====== RECORDS PROVIDED ======

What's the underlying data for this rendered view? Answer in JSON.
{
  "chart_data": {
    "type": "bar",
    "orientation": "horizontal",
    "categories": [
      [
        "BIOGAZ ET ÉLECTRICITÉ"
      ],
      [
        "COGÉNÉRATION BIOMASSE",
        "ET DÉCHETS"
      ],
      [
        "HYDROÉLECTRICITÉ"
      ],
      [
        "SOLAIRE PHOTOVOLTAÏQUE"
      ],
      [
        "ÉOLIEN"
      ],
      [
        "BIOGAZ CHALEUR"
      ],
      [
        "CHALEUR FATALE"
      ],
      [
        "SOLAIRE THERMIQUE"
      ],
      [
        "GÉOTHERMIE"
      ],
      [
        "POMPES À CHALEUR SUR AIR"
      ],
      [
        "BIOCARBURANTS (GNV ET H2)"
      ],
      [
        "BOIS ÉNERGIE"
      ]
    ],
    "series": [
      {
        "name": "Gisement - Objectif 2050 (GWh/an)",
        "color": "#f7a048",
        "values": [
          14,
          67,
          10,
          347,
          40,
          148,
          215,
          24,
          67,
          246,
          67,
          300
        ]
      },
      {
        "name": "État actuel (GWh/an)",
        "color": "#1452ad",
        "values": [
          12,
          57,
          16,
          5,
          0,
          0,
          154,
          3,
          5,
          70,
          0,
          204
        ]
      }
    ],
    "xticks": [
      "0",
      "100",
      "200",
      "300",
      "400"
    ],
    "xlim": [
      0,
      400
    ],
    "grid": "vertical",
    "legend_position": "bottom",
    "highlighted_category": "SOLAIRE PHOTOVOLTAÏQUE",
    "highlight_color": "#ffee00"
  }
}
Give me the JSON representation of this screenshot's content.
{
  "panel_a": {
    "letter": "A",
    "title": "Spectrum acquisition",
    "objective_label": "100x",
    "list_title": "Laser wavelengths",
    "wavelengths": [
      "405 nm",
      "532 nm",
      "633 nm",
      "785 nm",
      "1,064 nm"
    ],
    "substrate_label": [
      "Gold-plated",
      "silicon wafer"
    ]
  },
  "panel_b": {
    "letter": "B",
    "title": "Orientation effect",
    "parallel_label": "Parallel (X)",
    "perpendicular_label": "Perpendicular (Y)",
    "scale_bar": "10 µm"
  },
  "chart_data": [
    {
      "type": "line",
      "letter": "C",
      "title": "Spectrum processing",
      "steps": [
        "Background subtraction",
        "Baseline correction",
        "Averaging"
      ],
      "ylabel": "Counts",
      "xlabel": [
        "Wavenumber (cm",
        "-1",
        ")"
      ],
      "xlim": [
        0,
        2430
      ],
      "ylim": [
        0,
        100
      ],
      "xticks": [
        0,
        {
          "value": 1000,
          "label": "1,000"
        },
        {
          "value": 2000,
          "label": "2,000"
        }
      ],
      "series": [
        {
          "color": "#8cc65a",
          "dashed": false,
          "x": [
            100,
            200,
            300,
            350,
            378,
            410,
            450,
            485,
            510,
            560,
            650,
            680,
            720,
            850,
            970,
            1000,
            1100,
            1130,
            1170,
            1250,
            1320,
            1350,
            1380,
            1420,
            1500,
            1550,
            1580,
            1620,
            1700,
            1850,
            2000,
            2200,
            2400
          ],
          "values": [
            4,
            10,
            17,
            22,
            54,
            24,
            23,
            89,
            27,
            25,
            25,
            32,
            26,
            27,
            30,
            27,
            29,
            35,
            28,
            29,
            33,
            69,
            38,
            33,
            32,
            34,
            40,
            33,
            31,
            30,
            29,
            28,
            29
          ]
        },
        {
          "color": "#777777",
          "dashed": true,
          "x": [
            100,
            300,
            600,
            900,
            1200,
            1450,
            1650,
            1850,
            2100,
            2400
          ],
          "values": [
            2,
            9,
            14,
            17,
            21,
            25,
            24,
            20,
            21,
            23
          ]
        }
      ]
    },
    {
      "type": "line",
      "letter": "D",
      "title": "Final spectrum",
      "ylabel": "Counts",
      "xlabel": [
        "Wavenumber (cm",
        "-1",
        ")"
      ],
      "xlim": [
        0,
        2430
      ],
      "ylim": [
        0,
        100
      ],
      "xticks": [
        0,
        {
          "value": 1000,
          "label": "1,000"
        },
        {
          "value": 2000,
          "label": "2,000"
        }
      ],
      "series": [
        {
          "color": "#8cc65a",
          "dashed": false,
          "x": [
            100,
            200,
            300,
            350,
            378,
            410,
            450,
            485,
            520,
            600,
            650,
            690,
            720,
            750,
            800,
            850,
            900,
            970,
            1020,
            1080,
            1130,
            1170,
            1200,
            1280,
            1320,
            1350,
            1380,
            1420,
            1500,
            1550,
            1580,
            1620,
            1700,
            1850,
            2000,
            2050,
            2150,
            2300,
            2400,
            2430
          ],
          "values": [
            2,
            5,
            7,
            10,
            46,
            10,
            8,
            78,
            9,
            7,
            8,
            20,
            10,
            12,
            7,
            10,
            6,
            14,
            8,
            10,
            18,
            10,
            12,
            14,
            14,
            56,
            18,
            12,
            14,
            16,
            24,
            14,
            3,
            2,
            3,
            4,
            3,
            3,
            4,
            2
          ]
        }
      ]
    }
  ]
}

======

YOUR TASK: Retype every record above exactly as it appears.

WRITTEN REPLY:
What's the underlying data for this rendered view? Answer in JSON.
{
  "chart_data": {
    "type": "bar",
    "orientation": "horizontal",
    "categories": [
      [
        "BIOGAZ ET ÉLECTRICITÉ"
      ],
      [
        "COGÉNÉRATION BIOMASSE",
        "ET DÉCHETS"
      ],
      [
        "HYDROÉLECTRICITÉ"
      ],
      [
        "SOLAIRE PHOTOVOLTAÏQUE"
      ],
      [
        "ÉOLIEN"
      ],
      [
        "BIOGAZ CHALEUR"
      ],
      [
        "CHALEUR FATALE"
      ],
      [
        "SOLAIRE THERMIQUE"
      ],
      [
        "GÉOTHERMIE"
      ],
      [
        "POMPES À CHALEUR SUR AIR"
      ],
      [
        "BIOCARBURANTS (GNV ET H2)"
      ],
      [
        "BOIS ÉNERGIE"
      ]
    ],
    "series": [
      {
        "name": "Gisement - Objectif 2050 (GWh/an)",
        "color": "#f7a048",
        "values": [
          14,
          67,
          10,
          347,
          40,
          148,
          215,
          24,
          67,
          246,
          67,
          300
        ]
      },
      {
        "name": "État actuel (GWh/an)",
        "color": "#1452ad",
        "values": [
          12,
          57,
          16,
          5,
          0,
          0,
          154,
          3,
          5,
          70,
          0,
          204
        ]
      }
    ],
    "xticks": [
      "0",
      "100",
      "200",
      "300",
      "400"
    ],
    "xlim": [
      0,
      400
    ],
    "grid": "vertical",
    "legend_position": "bottom",
    "highlighted_category": "SOLAIRE PHOTOVOLTAÏQUE",
    "highlight_color": "#ffee00"
  }
}
Give me the JSON representation of this screenshot's content.
{
  "panel_a": {
    "letter": "A",
    "title": "Spectrum acquisition",
    "objective_label": "100x",
    "list_title": "Laser wavelengths",
    "wavelengths": [
      "405 nm",
      "532 nm",
      "633 nm",
      "785 nm",
      "1,064 nm"
    ],
    "substrate_label": [
      "Gold-plated",
      "silicon wafer"
    ]
  },
  "panel_b": {
    "letter": "B",
    "title": "Orientation effect",
    "parallel_label": "Parallel (X)",
    "perpendicular_label": "Perpendicular (Y)",
    "scale_bar": "10 µm"
  },
  "chart_data": [
    {
      "type": "line",
      "letter": "C",
      "title": "Spectrum processing",
      "steps": [
        "Background subtraction",
        "Baseline correction",
        "Averaging"
      ],
      "ylabel": "Counts",
      "xlabel": [
        "Wavenumber (cm",
        "-1",
        ")"
      ],
      "xlim": [
        0,
        2430
      ],
      "ylim": [
        0,
        100
      ],
      "xticks": [
        0,
        {
          "value": 1000,
          "label": "1,000"
        },
        {
          "value": 2000,
          "label": "2,000"
        }
      ],
      "series": [
        {
          "color": "#8cc65a",
          "dashed": false,
          "x": [
            100,
            200,
            300,
            350,
            378,
            410,
            450,
            485,
            510,
            560,
            650,
            680,
            720,
            850,
            970,
            1000,
            1100,
            1130,
            1170,
            1250,
            1320,
            1350,
            1380,
            1420,
            1500,
            1550,
            1580,
            1620,
            1700,
            1850,
            2000,
            2200,
            2400
          ],
          "values": [
            4,
            10,
            17,
            22,
            54,
            24,
            23,
            89,
            27,
            25,
            25,
            32,
            26,
            27,
            30,
            27,
            29,
            35,
            28,
            29,
            33,
            69,
            38,
            33,
            32,
            34,
            40,
            33,
            31,
            30,
            29,
            28,
            29
          ]
        },
        {
          "color": "#777777",
          "dashed": true,
          "x": [
            100,
            300,
            600,
            900,
            1200,
            1450,
            1650,
            1850,
            2100,
            2400
          ],
          "values": [
            2,
            9,
            14,
            17,
            21,
            25,
            24,
            20,
            21,
            23
          ]
        }
      ]
    },
    {
      "type": "line",
      "letter": "D",
      "title": "Final spectrum",
      "ylabel": "Counts",
      "xlabel": [
        "Wavenumber (cm",
        "-1",
        ")"
      ],
      "xlim": [
        0,
        2430
      ],
      "ylim": [
        0,
        100
      ],
      "xticks": [
        0,
        {
          "value": 1000,
          "label": "1,000"
        },
        {
          "value": 2000,
          "label": "2,000"
        }
      ],
      "series": [
        {
          "color": "#8cc65a",
          "dashed": false,
          "x": [
            100,
            200,
            300,
            350,
            378,
            410,
            450,
            485,
            520,
            600,
            650,
            690,
            720,
            750,
            800,
            850,
            900,
            970,
            1020,
            1080,
            1130,
            1170,
            1200,
            1280,
            1320,
            1350,
            1380,
            1420,
            1500,
            1550,
            1580,
            1620,
            1700,
            1850,
            2000,
            2050,
            2150,
            2300,
            2400,
            2430
          ],
          "values": [
            2,
            5,
            7,
            10,
            46,
            10,
            8,
            78,
            9,
            7,
            8,
            20,
            10,
            12,
            7,
            10,
            6,
            14,
            8,
            10,
            18,
            10,
            12,
            14,
            14,
            56,
            18,
            12,
            14,
            16,
            24,
            14,
            3,
            2,
            3,
            4,
            3,
            3,
            4,
            2
          ]
        }
      ]
    }
  ]
}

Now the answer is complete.